WORK INSTRUCTION 1:
Answer these questions about the passage on Everardo Cristóbal:
(a) Where was he born?
(b) In which city did he win Pan American Games gold in C-1 1000 m in 2011?
(c) Who finished second behind him in C-1 1000 m at the 2006 world championships?
WORK INSTRUCTION 2: Please write out the part of the passage on Everardo Cristóbal that opens with the words "José Everardo Cristóbal" and closes with "Pan American Games.", substituting "unexpectedly" for "surprisingly".

TEXT PASSAGE:
*****
Personal information
- Born: 11 August 1986 (age 39) Urandén, Michoacán

Sport
- Sport: Canoe sprint

Medal record
Representing Mexico
World Championships
| Gold medal – first place | 2006 Szeged | C-1 1000 m |
Pan American Games
| Gold medal – first place | 2007 Rio de Janeiro | C-1 500 m |
| Gold medal – first place | 2007 Rio de Janeiro | C-1 1000 m |
| Gold medal – first place | 2011 Guadalajara | C-1 1000 m |
| Bronze medal – third place | 2015 Toronto | C-1 1000 m |

= Everardo Cristóbal =

Mexican canoeist (born 1986)

José Everardo Cristóbal Quirino (born August 11, 1986) is a Mexican sprint canoeist who has been competing since 2005.

His first successful international performance was in 2006, when he won the gold medal in C-1 1000 m and the silver medal in C-1 500 m at the 2006 Central American and Caribbean Games. Later the same year, at the world championships, he surprisingly won the gold medal at C-1 1000 m, becoming the first Mexican to ever do this, defeating race favorite and Olympic medallist Andreas Dittmer, who finished second. For such performance he received the Premio Nacional del Deporte (National Sports Award), which is awarded annually by the Mexican Sports Committee (CONADE - in Spanish). In 2007, he won the gold medal both in C-1 500 m and C-1 1000 m at the 2007 Pan American Games.

Cristóbal competed at the 2008 Summer Olympics in Beijing in three events (C-1 1000 m, C-2 500 m, and C-2 1000 m), but was eliminated in the semifinal round in each event. His best finish was sixth in the C-1 1000 m semifinal. At the 2012 Summer Olympics, he competed in two events, the C-1 200 m and the C-1 1000 m, finishing in 20th and 10th positions, respectively.
*****
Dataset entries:
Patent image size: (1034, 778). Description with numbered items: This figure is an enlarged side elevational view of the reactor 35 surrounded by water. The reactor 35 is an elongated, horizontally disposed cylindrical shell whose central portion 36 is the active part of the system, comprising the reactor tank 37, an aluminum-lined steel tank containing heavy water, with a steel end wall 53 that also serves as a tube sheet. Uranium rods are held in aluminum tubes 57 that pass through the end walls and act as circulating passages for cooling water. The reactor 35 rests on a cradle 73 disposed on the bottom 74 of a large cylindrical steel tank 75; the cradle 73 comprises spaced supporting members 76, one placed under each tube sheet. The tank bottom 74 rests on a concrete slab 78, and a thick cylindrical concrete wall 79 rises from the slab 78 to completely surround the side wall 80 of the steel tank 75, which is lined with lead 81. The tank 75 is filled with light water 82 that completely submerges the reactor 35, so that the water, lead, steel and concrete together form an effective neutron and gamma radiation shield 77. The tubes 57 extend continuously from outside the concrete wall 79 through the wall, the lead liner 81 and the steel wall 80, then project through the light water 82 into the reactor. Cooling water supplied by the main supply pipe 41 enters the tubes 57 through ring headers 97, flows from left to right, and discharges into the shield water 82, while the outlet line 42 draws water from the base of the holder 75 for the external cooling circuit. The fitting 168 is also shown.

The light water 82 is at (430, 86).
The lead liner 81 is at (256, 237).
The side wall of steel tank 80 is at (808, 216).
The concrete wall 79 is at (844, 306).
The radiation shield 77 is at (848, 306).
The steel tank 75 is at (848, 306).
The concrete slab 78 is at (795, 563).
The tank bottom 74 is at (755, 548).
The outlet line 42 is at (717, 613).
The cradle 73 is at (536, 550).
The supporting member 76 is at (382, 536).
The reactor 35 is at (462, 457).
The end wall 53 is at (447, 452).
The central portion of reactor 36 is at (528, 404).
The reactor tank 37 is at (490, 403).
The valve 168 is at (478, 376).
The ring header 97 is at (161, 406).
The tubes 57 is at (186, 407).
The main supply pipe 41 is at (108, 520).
*****
ANSWER 1:
(a) Urandén, Michoacán
(b) Guadalajara
(c) Andreas Dittmer

ANSWER 2:
José Everardo Cristóbal Quirino (born August 11, 1986) is a Mexican sprint canoeist who has been competing since 2005.

His first successful international performance was in 2006, when he won the gold medal in C-1 1000 m and the silver medal in C-1 500 m at the 2006 Central American and Caribbean Games. Later the same year, at the world championships, he unexpectedly won the gold medal at C-1 1000 m, becoming the first Mexican to ever do this, defeating race favorite and Olympic medallist Andreas Dittmer, who finished second. For such performance he received the Premio Nacional del Deporte (National Sports Award), which is awarded annually by the Mexican Sports Committee (CONADE - in Spanish). In 2007, he won the gold medal both in C-1 500 m and C-1 1000 m at the 2007 Pan American Games.